Written request
Identify, in the records below, every line where the string "color" appears, and copy each such line.

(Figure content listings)
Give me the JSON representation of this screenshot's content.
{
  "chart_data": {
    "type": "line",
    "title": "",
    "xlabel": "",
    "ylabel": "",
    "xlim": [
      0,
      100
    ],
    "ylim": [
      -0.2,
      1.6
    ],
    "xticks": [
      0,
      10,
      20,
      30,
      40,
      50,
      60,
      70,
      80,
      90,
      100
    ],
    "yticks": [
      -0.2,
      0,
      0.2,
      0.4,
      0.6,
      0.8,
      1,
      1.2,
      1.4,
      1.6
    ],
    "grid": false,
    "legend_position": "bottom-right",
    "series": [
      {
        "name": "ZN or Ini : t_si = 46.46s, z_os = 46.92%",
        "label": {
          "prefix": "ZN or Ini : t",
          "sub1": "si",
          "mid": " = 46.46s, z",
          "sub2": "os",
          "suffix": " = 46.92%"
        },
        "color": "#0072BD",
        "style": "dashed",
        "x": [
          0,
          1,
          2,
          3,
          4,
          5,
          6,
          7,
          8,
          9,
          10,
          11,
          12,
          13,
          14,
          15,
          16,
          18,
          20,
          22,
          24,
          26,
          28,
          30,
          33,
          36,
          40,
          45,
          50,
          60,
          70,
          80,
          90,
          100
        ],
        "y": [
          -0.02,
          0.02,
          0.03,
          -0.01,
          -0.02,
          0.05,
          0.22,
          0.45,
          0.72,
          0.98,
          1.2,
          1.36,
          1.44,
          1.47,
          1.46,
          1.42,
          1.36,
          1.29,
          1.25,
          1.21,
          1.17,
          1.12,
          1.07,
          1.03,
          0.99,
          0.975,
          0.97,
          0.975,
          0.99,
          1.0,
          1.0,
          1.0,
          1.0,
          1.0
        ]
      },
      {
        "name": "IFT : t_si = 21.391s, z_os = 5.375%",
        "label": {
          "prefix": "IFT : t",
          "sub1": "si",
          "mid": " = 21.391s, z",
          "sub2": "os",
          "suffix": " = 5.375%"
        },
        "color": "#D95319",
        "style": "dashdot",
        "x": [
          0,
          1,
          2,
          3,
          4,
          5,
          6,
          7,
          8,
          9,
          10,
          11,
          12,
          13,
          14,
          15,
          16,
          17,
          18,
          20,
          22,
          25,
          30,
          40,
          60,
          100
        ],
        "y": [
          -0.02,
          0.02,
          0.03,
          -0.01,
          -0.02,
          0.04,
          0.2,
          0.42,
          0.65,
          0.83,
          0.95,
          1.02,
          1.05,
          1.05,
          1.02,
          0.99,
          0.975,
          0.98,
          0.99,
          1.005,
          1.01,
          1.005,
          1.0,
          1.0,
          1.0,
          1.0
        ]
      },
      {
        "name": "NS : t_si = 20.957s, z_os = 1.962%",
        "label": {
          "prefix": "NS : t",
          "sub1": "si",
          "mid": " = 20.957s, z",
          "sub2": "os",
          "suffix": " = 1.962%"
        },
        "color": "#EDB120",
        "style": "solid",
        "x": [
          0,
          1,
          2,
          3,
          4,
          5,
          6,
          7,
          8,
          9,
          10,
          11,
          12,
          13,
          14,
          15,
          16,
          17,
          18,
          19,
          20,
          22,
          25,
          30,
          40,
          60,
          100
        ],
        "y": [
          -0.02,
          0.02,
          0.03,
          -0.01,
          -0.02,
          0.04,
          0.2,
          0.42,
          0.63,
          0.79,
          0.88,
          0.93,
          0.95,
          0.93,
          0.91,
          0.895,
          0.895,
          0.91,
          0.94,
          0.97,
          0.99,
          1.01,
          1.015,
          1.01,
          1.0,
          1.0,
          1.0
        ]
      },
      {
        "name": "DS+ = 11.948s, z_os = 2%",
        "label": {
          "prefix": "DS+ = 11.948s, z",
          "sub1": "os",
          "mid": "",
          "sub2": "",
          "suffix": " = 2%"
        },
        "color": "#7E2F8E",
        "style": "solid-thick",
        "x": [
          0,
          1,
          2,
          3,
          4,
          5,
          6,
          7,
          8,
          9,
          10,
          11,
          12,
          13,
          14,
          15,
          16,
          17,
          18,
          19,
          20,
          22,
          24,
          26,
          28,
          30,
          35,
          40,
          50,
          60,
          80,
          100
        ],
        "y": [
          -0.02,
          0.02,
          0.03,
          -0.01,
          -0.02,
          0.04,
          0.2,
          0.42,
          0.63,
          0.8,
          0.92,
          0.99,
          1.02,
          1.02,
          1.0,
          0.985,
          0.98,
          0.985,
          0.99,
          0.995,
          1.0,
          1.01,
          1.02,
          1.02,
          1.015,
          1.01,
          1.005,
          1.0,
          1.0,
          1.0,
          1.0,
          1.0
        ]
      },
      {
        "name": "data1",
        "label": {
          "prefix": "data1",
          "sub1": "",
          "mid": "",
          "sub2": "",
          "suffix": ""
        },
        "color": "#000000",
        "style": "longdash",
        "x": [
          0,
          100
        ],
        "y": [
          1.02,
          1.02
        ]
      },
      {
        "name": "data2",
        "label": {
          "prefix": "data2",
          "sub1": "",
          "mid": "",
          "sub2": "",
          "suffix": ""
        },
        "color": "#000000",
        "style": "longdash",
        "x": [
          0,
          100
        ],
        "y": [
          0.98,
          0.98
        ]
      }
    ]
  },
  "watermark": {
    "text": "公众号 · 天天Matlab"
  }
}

Answer below
        "color": "#0072BD",
        "color": "#D95319",
        "color": "#EDB120",
        "color": "#7E2F8E",
        "color": "#000000",
        "color": "#000000",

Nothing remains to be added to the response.